*Exercise*: Look through the records that follow. Copy every line containing the word "elevada".

[Begin Task input]

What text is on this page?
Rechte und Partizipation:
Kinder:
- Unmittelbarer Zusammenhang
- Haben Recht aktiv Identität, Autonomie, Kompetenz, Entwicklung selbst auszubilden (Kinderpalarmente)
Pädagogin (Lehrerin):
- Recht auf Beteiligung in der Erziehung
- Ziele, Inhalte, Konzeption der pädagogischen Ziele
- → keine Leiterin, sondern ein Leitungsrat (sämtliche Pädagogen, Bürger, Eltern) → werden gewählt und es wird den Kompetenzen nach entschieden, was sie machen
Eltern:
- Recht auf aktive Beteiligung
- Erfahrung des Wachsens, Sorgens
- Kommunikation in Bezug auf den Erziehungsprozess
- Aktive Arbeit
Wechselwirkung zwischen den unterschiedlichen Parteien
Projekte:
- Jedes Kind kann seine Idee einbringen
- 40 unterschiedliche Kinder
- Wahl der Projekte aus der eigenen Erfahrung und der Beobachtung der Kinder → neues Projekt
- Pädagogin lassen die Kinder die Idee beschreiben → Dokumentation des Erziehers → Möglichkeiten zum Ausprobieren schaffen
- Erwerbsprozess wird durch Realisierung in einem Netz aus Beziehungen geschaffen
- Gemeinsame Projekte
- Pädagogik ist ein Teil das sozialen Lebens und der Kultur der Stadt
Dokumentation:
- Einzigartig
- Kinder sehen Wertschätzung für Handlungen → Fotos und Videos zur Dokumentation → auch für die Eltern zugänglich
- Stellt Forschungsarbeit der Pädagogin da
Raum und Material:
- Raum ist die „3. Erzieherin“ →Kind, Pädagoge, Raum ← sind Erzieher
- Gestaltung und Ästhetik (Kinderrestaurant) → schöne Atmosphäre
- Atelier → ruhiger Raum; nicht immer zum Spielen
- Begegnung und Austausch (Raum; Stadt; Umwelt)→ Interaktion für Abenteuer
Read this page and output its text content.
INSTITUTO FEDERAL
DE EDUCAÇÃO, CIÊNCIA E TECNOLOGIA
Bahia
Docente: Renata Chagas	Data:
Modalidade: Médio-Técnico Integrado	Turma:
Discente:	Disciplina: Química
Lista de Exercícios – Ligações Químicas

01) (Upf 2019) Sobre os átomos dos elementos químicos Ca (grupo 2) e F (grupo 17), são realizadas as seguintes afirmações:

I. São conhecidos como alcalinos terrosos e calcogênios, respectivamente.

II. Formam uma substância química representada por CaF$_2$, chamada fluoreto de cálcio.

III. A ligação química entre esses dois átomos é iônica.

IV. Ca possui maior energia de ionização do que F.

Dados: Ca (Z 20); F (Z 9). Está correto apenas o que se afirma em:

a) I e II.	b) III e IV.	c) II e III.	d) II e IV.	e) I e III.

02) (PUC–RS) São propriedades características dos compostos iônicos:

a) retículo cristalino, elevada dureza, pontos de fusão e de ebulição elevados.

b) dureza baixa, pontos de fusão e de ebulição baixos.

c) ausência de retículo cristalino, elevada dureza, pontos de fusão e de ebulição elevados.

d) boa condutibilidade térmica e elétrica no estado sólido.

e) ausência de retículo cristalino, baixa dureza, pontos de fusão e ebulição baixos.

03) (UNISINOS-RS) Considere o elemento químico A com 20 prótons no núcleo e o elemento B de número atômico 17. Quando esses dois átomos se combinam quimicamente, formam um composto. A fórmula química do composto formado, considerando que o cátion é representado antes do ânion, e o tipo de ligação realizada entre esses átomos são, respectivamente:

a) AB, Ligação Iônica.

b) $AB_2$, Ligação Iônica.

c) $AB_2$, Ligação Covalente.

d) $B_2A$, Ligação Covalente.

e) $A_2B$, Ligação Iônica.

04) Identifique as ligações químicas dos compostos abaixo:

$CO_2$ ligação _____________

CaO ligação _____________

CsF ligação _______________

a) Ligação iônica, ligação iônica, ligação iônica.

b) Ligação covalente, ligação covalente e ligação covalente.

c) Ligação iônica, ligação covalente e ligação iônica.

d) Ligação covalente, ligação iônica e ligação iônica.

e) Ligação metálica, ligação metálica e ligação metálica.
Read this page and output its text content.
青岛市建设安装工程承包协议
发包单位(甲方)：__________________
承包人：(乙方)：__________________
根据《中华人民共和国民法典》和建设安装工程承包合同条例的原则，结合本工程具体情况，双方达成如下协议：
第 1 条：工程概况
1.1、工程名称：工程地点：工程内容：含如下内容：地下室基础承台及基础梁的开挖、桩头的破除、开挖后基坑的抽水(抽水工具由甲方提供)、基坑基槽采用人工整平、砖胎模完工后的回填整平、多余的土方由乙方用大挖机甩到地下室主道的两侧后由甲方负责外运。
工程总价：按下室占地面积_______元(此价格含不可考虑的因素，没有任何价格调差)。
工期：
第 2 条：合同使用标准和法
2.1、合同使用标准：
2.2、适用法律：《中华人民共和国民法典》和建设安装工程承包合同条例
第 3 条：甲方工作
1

[End Task input]
[Begin Task input]

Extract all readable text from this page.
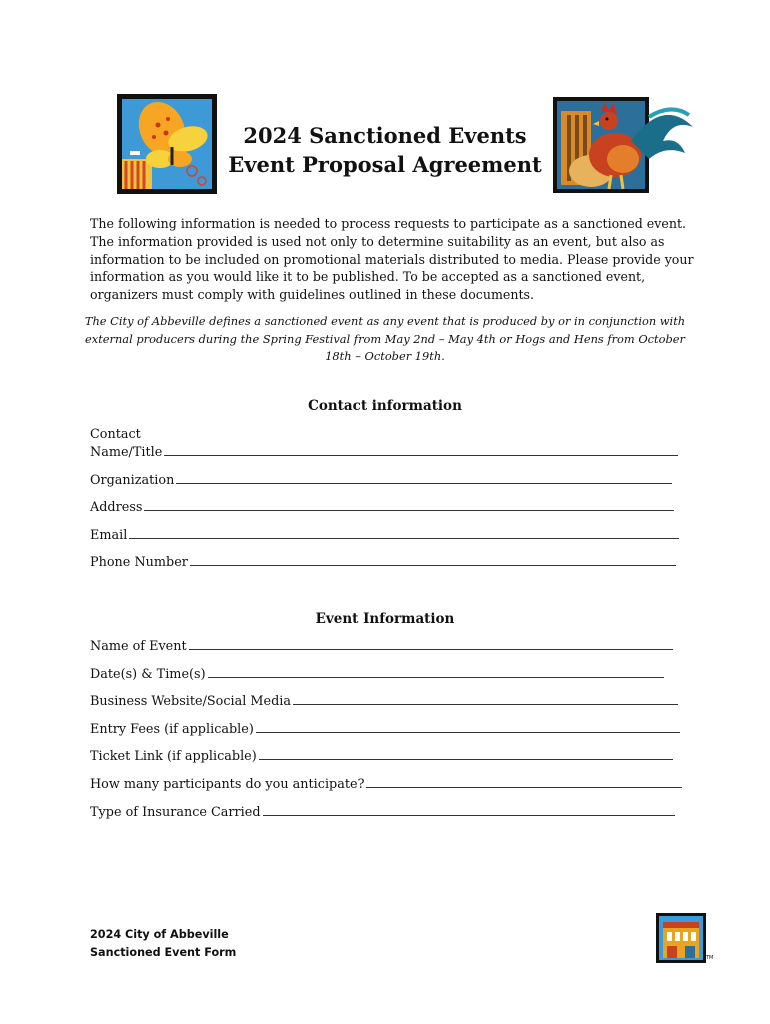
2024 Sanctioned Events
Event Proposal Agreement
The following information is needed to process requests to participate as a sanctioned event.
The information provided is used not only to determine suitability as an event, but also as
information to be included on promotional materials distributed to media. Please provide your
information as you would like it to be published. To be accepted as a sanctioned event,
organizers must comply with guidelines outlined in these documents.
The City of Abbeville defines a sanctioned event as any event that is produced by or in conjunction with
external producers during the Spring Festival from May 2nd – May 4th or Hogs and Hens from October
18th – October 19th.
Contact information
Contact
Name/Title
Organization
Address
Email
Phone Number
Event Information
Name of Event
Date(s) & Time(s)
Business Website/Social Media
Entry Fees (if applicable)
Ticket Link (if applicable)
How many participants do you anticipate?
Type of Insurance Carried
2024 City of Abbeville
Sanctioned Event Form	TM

[End Task input]

*Written response*:
a) retículo cristalino, elevada dureza, pontos de fusão e de ebulição elevados.
c) ausência de retículo cristalino, elevada dureza, pontos de fusão e de ebulição elevados.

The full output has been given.